#### Record list

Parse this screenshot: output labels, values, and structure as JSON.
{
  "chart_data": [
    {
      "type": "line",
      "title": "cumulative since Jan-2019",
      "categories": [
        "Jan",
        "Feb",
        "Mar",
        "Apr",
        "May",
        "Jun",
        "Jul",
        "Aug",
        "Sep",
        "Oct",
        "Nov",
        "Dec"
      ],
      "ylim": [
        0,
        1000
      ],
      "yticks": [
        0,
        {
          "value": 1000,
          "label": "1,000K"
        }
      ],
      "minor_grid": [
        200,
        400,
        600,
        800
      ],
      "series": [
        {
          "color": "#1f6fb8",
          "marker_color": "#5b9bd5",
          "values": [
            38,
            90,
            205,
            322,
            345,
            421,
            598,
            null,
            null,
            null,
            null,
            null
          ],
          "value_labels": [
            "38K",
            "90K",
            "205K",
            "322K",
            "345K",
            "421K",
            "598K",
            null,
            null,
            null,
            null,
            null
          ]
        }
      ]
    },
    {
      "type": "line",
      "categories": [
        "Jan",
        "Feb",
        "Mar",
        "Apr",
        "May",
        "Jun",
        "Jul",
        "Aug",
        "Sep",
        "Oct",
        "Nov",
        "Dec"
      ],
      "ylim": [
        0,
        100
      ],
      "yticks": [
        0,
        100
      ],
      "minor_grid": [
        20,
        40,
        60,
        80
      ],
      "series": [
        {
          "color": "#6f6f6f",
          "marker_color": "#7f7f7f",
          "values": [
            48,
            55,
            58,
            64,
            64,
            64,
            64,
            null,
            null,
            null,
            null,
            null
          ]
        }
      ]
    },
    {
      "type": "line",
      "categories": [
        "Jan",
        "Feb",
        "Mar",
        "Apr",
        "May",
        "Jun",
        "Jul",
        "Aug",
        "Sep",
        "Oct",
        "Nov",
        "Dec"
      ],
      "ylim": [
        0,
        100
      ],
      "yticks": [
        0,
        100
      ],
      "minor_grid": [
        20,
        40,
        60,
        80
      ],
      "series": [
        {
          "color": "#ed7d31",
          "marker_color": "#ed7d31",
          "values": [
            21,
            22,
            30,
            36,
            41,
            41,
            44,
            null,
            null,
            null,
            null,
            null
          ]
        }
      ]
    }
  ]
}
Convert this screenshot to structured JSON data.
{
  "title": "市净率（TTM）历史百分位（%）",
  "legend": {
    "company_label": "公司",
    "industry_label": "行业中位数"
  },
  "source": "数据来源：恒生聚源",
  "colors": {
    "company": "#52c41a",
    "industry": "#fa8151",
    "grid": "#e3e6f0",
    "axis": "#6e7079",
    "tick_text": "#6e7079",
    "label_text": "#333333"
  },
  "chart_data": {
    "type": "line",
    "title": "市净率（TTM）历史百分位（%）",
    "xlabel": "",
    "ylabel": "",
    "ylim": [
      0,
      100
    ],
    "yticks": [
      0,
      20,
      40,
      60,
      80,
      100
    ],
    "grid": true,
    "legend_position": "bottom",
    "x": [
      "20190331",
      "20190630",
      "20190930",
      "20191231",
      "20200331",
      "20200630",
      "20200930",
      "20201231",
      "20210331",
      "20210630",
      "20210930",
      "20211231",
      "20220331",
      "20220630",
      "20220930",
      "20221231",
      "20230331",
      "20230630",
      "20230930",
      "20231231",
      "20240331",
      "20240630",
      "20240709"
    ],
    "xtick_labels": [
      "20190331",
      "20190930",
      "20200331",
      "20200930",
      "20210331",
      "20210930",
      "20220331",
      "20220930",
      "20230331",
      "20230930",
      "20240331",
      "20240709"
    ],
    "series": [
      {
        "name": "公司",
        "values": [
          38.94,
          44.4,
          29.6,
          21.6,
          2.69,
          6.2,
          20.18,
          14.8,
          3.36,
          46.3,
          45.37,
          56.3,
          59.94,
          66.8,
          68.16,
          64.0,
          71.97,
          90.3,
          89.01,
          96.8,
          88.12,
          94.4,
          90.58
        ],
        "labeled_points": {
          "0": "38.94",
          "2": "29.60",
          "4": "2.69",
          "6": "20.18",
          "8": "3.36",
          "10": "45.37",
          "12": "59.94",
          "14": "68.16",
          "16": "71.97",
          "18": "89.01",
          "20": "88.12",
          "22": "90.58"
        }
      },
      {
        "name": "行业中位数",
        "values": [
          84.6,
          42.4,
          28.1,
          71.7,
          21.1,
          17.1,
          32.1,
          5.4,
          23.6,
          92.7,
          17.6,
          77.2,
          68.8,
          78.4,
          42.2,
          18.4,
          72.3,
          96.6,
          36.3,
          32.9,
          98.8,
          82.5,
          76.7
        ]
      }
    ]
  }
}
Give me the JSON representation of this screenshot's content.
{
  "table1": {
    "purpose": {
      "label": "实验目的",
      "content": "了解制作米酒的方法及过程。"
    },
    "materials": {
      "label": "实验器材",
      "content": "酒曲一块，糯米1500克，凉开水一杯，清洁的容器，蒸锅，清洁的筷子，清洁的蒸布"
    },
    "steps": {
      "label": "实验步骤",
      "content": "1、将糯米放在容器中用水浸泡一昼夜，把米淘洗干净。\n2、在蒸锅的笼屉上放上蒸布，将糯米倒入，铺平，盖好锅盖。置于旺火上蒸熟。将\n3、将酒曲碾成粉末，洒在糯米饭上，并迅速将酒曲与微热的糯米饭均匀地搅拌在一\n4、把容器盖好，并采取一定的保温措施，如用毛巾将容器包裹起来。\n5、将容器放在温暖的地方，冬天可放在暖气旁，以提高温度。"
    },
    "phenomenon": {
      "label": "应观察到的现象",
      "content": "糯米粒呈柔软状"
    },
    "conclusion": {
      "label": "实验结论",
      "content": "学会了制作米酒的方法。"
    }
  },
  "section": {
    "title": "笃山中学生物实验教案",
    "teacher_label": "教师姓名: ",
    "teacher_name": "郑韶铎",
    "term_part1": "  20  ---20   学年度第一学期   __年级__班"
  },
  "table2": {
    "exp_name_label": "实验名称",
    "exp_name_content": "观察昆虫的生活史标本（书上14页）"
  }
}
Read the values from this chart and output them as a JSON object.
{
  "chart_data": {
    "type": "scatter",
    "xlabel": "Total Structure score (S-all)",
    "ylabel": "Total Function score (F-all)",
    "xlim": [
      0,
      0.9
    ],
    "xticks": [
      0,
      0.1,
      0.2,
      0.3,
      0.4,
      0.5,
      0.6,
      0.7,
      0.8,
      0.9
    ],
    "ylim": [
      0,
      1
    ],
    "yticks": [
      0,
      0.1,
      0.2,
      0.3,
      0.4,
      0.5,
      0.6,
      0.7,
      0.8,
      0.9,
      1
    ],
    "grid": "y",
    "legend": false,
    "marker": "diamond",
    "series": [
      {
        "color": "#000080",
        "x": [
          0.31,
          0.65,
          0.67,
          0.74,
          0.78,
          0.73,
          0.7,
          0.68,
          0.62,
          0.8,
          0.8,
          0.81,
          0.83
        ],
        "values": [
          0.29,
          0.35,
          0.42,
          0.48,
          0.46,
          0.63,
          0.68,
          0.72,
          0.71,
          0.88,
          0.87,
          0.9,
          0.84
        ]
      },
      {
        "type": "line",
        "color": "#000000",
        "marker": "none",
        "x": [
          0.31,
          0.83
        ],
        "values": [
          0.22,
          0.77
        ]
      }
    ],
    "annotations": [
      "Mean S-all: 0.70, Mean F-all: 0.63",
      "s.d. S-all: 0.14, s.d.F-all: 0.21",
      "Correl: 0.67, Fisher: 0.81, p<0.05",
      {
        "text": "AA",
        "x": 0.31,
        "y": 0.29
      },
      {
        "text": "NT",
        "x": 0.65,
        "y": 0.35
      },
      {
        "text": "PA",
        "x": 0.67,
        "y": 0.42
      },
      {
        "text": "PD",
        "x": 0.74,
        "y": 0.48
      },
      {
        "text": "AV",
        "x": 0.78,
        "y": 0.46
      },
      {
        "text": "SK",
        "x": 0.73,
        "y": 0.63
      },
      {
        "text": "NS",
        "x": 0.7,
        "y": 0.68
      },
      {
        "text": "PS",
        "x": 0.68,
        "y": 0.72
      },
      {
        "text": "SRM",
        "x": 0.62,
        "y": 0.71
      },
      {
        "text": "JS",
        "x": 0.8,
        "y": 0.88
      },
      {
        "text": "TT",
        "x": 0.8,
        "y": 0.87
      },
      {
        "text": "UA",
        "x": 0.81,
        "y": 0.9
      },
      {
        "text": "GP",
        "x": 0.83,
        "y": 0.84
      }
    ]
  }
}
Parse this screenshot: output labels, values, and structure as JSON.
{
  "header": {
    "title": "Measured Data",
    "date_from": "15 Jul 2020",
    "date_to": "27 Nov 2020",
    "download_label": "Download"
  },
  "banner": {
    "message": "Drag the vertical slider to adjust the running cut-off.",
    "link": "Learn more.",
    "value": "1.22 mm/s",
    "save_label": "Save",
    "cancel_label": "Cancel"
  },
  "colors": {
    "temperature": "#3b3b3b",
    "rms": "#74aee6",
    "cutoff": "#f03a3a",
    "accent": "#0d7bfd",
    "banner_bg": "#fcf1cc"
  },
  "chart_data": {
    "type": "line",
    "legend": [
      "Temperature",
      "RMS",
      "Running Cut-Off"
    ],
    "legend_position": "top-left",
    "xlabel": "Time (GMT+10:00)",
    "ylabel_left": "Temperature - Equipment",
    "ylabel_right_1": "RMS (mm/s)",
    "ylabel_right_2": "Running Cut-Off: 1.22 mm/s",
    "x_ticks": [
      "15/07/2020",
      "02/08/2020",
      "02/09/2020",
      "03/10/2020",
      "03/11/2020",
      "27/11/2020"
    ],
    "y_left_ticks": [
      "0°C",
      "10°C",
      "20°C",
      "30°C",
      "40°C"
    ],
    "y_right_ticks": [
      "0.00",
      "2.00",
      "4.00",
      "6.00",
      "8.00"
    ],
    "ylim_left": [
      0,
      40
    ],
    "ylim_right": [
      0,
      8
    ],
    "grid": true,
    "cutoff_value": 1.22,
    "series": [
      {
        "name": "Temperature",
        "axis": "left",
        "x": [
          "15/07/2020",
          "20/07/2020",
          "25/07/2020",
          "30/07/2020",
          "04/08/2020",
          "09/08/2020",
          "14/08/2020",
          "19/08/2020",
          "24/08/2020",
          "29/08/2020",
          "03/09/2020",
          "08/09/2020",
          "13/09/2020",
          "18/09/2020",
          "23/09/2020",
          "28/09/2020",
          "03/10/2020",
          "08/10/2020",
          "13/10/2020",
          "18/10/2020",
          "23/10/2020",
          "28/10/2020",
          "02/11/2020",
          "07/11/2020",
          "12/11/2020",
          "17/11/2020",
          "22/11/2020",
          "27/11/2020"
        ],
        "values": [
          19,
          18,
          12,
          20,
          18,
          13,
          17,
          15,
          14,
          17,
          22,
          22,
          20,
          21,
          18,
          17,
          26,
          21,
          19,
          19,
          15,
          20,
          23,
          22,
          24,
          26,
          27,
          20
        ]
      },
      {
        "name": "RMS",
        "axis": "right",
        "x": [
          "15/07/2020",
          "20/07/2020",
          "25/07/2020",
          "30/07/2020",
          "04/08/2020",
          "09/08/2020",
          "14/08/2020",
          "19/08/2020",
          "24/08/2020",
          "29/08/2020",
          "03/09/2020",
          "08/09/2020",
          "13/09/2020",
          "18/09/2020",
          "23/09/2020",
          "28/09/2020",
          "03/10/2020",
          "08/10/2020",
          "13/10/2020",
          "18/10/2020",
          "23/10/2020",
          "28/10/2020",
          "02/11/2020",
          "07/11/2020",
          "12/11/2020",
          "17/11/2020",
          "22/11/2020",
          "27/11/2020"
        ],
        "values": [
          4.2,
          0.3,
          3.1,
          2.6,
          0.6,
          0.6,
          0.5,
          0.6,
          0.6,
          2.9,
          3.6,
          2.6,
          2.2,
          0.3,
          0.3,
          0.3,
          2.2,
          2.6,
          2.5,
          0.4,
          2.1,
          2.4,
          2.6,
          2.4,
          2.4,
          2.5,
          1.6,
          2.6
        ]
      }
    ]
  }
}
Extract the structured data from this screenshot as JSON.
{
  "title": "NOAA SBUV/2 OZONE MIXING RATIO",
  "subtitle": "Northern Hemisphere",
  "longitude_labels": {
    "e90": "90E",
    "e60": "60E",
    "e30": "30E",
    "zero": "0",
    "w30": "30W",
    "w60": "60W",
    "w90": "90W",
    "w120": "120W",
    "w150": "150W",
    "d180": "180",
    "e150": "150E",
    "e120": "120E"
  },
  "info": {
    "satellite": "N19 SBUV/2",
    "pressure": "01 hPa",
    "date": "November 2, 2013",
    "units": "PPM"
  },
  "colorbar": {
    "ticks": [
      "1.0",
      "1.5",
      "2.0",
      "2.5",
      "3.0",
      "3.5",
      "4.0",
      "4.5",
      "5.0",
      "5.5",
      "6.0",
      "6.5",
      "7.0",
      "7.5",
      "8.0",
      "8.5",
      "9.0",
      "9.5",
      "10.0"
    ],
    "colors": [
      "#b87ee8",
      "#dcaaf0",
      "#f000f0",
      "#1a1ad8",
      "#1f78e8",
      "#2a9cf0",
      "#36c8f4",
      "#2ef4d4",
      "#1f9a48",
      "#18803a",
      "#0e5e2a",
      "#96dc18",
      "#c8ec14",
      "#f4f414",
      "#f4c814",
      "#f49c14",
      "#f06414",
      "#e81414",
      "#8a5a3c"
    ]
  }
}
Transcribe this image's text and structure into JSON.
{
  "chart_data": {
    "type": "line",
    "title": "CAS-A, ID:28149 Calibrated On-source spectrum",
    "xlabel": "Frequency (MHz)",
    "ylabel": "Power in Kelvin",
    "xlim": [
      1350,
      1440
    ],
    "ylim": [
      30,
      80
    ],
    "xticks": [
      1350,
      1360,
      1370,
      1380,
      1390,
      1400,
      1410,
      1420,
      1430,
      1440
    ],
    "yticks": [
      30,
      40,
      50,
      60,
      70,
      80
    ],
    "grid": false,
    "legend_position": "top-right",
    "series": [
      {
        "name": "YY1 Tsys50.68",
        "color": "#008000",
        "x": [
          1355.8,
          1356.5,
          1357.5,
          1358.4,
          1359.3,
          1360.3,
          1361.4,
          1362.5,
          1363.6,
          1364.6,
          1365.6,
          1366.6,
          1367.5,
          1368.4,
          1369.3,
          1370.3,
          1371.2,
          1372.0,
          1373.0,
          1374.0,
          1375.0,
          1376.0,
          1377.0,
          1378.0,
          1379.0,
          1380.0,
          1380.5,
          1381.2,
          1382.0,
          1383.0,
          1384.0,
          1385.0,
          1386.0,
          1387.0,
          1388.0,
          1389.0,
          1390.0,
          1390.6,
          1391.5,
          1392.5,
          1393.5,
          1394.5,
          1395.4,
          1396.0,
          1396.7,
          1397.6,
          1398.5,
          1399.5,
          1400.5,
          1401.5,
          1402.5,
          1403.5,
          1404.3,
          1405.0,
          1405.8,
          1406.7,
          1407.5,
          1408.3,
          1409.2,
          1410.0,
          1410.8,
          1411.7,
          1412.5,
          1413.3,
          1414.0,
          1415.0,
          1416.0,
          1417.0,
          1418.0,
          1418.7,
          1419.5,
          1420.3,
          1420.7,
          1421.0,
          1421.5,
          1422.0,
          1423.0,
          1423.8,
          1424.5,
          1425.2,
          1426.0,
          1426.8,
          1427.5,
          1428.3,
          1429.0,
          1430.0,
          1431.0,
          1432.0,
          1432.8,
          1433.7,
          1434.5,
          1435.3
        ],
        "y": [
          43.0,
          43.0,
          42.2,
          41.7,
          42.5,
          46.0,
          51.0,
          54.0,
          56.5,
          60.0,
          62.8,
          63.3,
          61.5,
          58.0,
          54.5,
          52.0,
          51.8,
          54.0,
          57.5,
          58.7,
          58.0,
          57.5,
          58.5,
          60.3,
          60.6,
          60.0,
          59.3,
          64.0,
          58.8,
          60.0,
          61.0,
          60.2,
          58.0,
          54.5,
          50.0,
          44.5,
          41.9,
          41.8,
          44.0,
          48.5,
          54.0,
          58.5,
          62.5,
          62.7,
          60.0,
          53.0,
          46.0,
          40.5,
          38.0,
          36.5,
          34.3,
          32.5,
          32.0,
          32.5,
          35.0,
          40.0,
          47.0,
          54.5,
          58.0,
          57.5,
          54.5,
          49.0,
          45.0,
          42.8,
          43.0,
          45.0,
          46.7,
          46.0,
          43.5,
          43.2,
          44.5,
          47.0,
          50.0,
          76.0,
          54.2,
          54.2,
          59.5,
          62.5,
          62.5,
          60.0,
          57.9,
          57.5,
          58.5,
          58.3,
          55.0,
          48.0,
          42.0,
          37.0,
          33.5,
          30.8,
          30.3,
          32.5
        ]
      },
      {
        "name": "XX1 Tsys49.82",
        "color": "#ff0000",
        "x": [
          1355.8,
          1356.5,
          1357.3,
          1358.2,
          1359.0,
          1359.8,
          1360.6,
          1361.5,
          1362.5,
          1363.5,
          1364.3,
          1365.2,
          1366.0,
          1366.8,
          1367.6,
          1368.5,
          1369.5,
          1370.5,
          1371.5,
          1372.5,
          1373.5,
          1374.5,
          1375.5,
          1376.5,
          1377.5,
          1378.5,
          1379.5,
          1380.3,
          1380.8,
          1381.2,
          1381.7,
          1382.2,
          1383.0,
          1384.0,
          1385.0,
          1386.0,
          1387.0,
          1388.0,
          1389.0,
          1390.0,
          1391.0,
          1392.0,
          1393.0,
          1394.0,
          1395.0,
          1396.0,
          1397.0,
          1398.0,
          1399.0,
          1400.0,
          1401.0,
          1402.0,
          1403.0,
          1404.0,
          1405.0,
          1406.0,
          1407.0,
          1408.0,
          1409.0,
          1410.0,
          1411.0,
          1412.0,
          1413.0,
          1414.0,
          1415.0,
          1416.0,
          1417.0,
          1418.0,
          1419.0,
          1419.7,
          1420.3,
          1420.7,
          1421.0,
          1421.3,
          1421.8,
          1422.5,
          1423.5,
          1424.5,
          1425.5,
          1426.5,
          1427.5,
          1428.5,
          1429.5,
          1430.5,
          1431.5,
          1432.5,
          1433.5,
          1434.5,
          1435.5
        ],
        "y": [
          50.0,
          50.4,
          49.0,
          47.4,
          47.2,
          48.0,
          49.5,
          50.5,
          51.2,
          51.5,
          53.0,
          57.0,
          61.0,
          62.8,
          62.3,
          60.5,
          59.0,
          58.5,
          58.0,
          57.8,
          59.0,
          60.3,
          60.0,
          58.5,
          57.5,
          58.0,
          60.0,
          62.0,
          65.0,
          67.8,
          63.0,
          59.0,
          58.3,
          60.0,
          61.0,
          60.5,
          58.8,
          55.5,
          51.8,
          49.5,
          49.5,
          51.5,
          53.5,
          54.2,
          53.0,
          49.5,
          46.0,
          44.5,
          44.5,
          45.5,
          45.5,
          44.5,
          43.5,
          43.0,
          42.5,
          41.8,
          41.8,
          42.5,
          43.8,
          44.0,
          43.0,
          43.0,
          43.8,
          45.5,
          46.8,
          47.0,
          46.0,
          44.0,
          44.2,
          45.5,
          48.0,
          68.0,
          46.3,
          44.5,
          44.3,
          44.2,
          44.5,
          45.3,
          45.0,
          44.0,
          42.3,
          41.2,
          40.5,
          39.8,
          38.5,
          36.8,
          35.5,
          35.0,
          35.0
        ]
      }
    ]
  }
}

########

» What to work on
Identify every line where the string "xlabel" appears.

» Result below
    "xlabel": "",
    "xlabel": "Total Structure score (S-all)",
    "xlabel": "Time (GMT+10:00)",
    "xlabel": "Frequency (MHz)",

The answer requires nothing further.